Collect every line in the records below that contains the word "JSON".

start

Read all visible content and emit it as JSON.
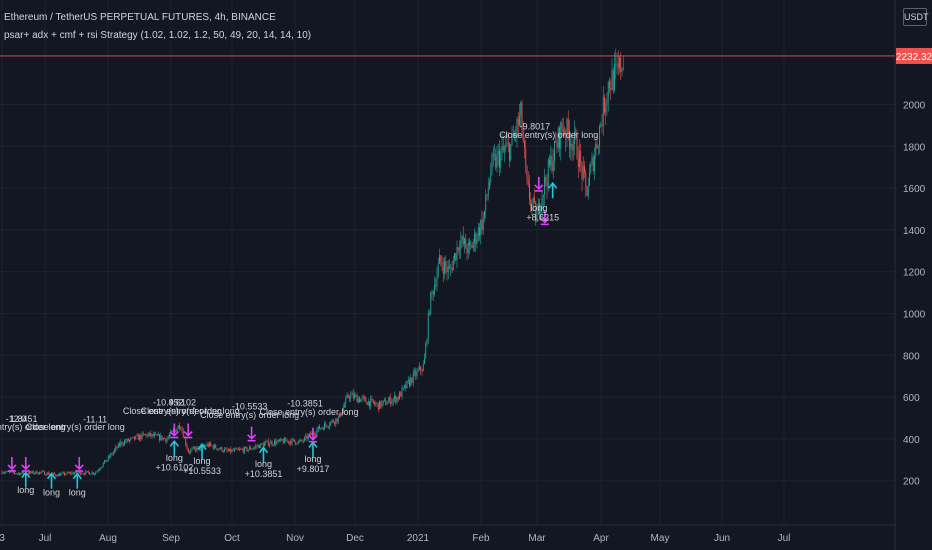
{
  "header": {
    "title": "Ethereum / TetherUS PERPETUAL FUTURES, 4h, BINANCE",
    "strategy": "psar+ adx + cmf + rsi Strategy (1.02, 1.02, 1.2, 50, 49, 20, 14, 14, 10)",
    "currency": "USDT"
  },
  "chart_data": {
    "type": "candlestick",
    "x_ticks": [
      "3",
      "Jul",
      "Aug",
      "Sep",
      "Oct",
      "Nov",
      "Dec",
      "2021",
      "Feb",
      "Mar",
      "Apr",
      "May",
      "Jun",
      "Jul"
    ],
    "y_ticks": [
      200,
      400,
      600,
      800,
      1000,
      1200,
      1400,
      1600,
      1800,
      2000
    ],
    "ylim": [
      130,
      2400
    ],
    "last_price": {
      "value": 2232.32,
      "label": "2232.32",
      "color": "#ef5350"
    },
    "grid": true,
    "colors": {
      "up": "#26a69a",
      "down": "#ef5350",
      "entry": "#26c6da",
      "exit": "#e040fb"
    },
    "price_path": [
      [
        "2020-06-03",
        243
      ],
      [
        "2020-06-12",
        235
      ],
      [
        "2020-06-22",
        240
      ],
      [
        "2020-07-01",
        228
      ],
      [
        "2020-07-10",
        238
      ],
      [
        "2020-07-20",
        238
      ],
      [
        "2020-07-27",
        312
      ],
      [
        "2020-08-02",
        380
      ],
      [
        "2020-08-15",
        420
      ],
      [
        "2020-08-25",
        400
      ],
      [
        "2020-09-01",
        470
      ],
      [
        "2020-09-05",
        340
      ],
      [
        "2020-09-15",
        372
      ],
      [
        "2020-09-25",
        340
      ],
      [
        "2020-10-05",
        350
      ],
      [
        "2020-10-15",
        380
      ],
      [
        "2020-10-25",
        390
      ],
      [
        "2020-11-01",
        385
      ],
      [
        "2020-11-10",
        450
      ],
      [
        "2020-11-20",
        500
      ],
      [
        "2020-11-25",
        610
      ],
      [
        "2020-12-01",
        590
      ],
      [
        "2020-12-10",
        560
      ],
      [
        "2020-12-20",
        600
      ],
      [
        "2020-12-27",
        690
      ],
      [
        "2021-01-02",
        750
      ],
      [
        "2021-01-05",
        1050
      ],
      [
        "2021-01-10",
        1250
      ],
      [
        "2021-01-15",
        1200
      ],
      [
        "2021-01-20",
        1350
      ],
      [
        "2021-01-25",
        1300
      ],
      [
        "2021-02-01",
        1450
      ],
      [
        "2021-02-05",
        1700
      ],
      [
        "2021-02-10",
        1760
      ],
      [
        "2021-02-15",
        1800
      ],
      [
        "2021-02-20",
        1950
      ],
      [
        "2021-02-23",
        1600
      ],
      [
        "2021-02-28",
        1450
      ],
      [
        "2021-03-02",
        1560
      ],
      [
        "2021-03-08",
        1750
      ],
      [
        "2021-03-13",
        1900
      ],
      [
        "2021-03-20",
        1800
      ],
      [
        "2021-03-25",
        1580
      ],
      [
        "2021-04-01",
        1900
      ],
      [
        "2021-04-05",
        2100
      ],
      [
        "2021-04-10",
        2150
      ],
      [
        "2021-04-13",
        2232.32
      ]
    ],
    "labels": [
      {
        "text": "-12.0",
        "x": "2020-06-10",
        "y": 480
      },
      {
        "text": "1.8451",
        "x": "2020-06-14",
        "y": 480
      },
      {
        "text": "-11.11",
        "x": "2020-07-20",
        "y": 478
      },
      {
        "text": "Close entry(s) order long",
        "x": "2020-06-10",
        "y": 442
      },
      {
        "text": "Close entry(s) order long",
        "x": "2020-07-10",
        "y": 442
      },
      {
        "text": "-10.952",
        "x": "2020-08-26",
        "y": 560
      },
      {
        "text": "4.6102",
        "x": "2020-09-02",
        "y": 560
      },
      {
        "text": "Close entry(s) order long",
        "x": "2020-08-28",
        "y": 520
      },
      {
        "text": "Close entry(s) order long",
        "x": "2020-09-06",
        "y": 520
      },
      {
        "text": "-10.5533",
        "x": "2020-10-06",
        "y": 540
      },
      {
        "text": "Close entry(s) order long",
        "x": "2020-10-06",
        "y": 500
      },
      {
        "text": "-10.3851",
        "x": "2020-11-03",
        "y": 555
      },
      {
        "text": "Close entry(s) order long",
        "x": "2020-11-05",
        "y": 515
      },
      {
        "text": "-9.8017",
        "x": "2021-02-27",
        "y": 1880
      },
      {
        "text": "Close entry(s) order long",
        "x": "2021-03-06",
        "y": 1840
      },
      {
        "text": "long",
        "x": "2020-06-15",
        "y": 140
      },
      {
        "text": "long",
        "x": "2020-06-28",
        "y": 130
      },
      {
        "text": "long",
        "x": "2020-07-11",
        "y": 130
      },
      {
        "text": "long",
        "x": "2020-08-29",
        "y": 295
      },
      {
        "text": "+10.6102",
        "x": "2020-08-29",
        "y": 248
      },
      {
        "text": "long",
        "x": "2020-09-12",
        "y": 280
      },
      {
        "text": "+10.5533",
        "x": "2020-09-12",
        "y": 232
      },
      {
        "text": "long",
        "x": "2020-10-13",
        "y": 265
      },
      {
        "text": "+10.3851",
        "x": "2020-10-13",
        "y": 218
      },
      {
        "text": "long",
        "x": "2020-11-07",
        "y": 290
      },
      {
        "text": "+9.8017",
        "x": "2020-11-07",
        "y": 242
      },
      {
        "text": "long",
        "x": "2021-03-01",
        "y": 1490
      },
      {
        "text": "+8.6215",
        "x": "2021-03-03",
        "y": 1445
      }
    ],
    "entries": [
      {
        "x": "2020-06-15",
        "y": 205
      },
      {
        "x": "2020-06-28",
        "y": 200
      },
      {
        "x": "2020-07-11",
        "y": 200
      },
      {
        "x": "2020-08-29",
        "y": 355
      },
      {
        "x": "2020-09-12",
        "y": 340
      },
      {
        "x": "2020-10-13",
        "y": 325
      },
      {
        "x": "2020-11-07",
        "y": 350
      },
      {
        "x": "2021-03-08",
        "y": 1590
      }
    ],
    "exits": [
      {
        "x": "2020-06-08",
        "y": 280
      },
      {
        "x": "2020-06-15",
        "y": 280
      },
      {
        "x": "2020-07-12",
        "y": 280
      },
      {
        "x": "2020-08-29",
        "y": 440
      },
      {
        "x": "2020-09-05",
        "y": 440
      },
      {
        "x": "2020-10-07",
        "y": 425
      },
      {
        "x": "2020-11-07",
        "y": 420
      },
      {
        "x": "2021-03-01",
        "y": 1620
      },
      {
        "x": "2021-03-04",
        "y": 1460
      }
    ]
  }
}
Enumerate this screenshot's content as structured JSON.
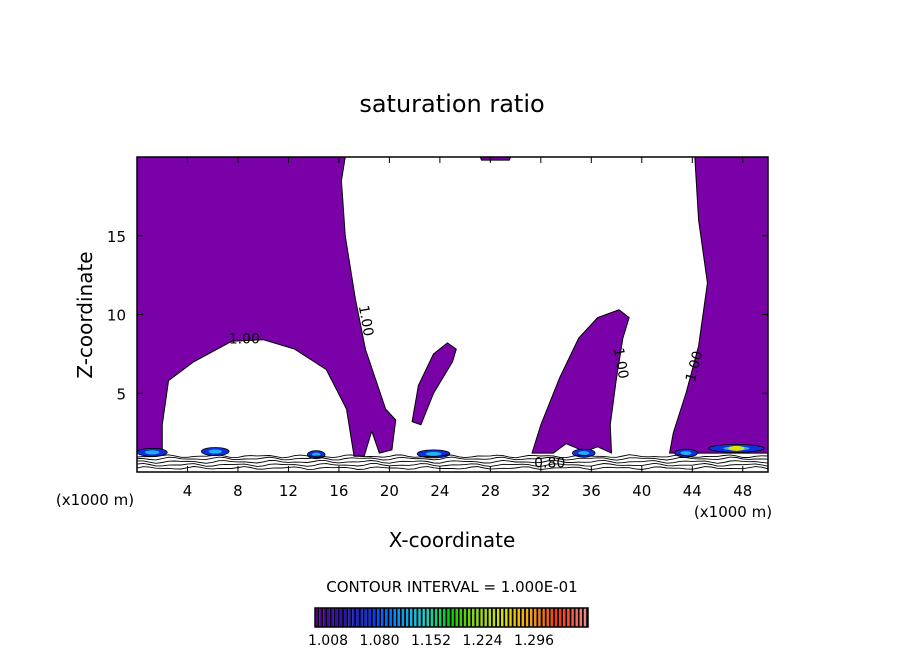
{
  "chart_data": {
    "type": "contour",
    "title": "saturation ratio",
    "xlabel": "X-coordinate",
    "ylabel": "Z-coordinate",
    "x_unit_left": "(x1000 m)",
    "x_unit_right": "(x1000 m)",
    "xlim": [
      0,
      50
    ],
    "ylim": [
      0,
      20
    ],
    "x_ticks": [
      4,
      8,
      12,
      16,
      20,
      24,
      28,
      32,
      36,
      40,
      44,
      48
    ],
    "y_ticks": [
      5,
      10,
      15
    ],
    "fill_color": "#7a00a8",
    "shaded_regions_xz": [
      [
        [
          0,
          20
        ],
        [
          16.5,
          20
        ],
        [
          16.2,
          18.5
        ],
        [
          16.5,
          15
        ],
        [
          17.3,
          11
        ],
        [
          18.1,
          7.8
        ],
        [
          19.7,
          4
        ],
        [
          20.5,
          3.3
        ],
        [
          20.2,
          1.4
        ],
        [
          19.2,
          1.2
        ],
        [
          18.6,
          2.6
        ],
        [
          18.0,
          1.0
        ],
        [
          17.2,
          1.0
        ],
        [
          16.6,
          4
        ],
        [
          15,
          6.5
        ],
        [
          12.5,
          7.8
        ],
        [
          10,
          8.4
        ],
        [
          7.5,
          8.3
        ],
        [
          4.5,
          7.0
        ],
        [
          2.5,
          5.8
        ],
        [
          2.0,
          3
        ],
        [
          2.0,
          1.3
        ],
        [
          0,
          1.3
        ]
      ],
      [
        [
          21.8,
          3.2
        ],
        [
          22.5,
          3.0
        ],
        [
          23.5,
          5
        ],
        [
          25.0,
          7
        ],
        [
          25.3,
          7.8
        ],
        [
          24.6,
          8.2
        ],
        [
          23.5,
          7.5
        ],
        [
          22.3,
          5.5
        ]
      ],
      [
        [
          31.3,
          1.2
        ],
        [
          32,
          3
        ],
        [
          33.5,
          6
        ],
        [
          35,
          8.5
        ],
        [
          36.5,
          9.8
        ],
        [
          38.2,
          10.3
        ],
        [
          39,
          9.8
        ],
        [
          38.5,
          8.5
        ],
        [
          38,
          6
        ],
        [
          37.5,
          3
        ],
        [
          37.6,
          1.2
        ],
        [
          36.5,
          1.6
        ],
        [
          35.5,
          1.3
        ],
        [
          34,
          1.8
        ],
        [
          33,
          1.2
        ]
      ],
      [
        [
          44.2,
          20
        ],
        [
          50,
          20
        ],
        [
          50,
          1.2
        ],
        [
          42.2,
          1.2
        ],
        [
          42.5,
          2.5
        ],
        [
          43.5,
          5
        ],
        [
          44.5,
          8
        ],
        [
          45.2,
          12
        ],
        [
          44.5,
          16
        ]
      ],
      [
        [
          27.2,
          20
        ],
        [
          29.6,
          20
        ],
        [
          29.5,
          19.8
        ],
        [
          27.3,
          19.8
        ]
      ]
    ],
    "contour_labels": [
      {
        "text": "1.00",
        "x": 8.5,
        "z": 8.4,
        "angle": 0
      },
      {
        "text": "1.00",
        "x": 18.1,
        "z": 9.6,
        "angle": 80
      },
      {
        "text": "1.00",
        "x": 38.3,
        "z": 6.9,
        "angle": 80
      },
      {
        "text": "1.00",
        "x": 44.2,
        "z": 6.7,
        "angle": -75
      },
      {
        "text": "0.80",
        "x": 32.7,
        "z": 0.55,
        "angle": 0
      }
    ],
    "contour_interval_label": "CONTOUR INTERVAL = 1.000E-01",
    "colorbar": {
      "tick_labels": [
        "1.008",
        "1.080",
        "1.152",
        "1.224",
        "1.296"
      ],
      "range": [
        1.0,
        1.33
      ],
      "colormap": [
        "#5a0090",
        "#2a10c0",
        "#0030ff",
        "#0090ff",
        "#00e0e0",
        "#00d000",
        "#90e000",
        "#e0e000",
        "#ffa000",
        "#ff3000",
        "#ff8080"
      ]
    }
  }
}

end

Answer below
Read all visible content and emit it as JSON.
Enumerate this screenshot's content as structured JSON.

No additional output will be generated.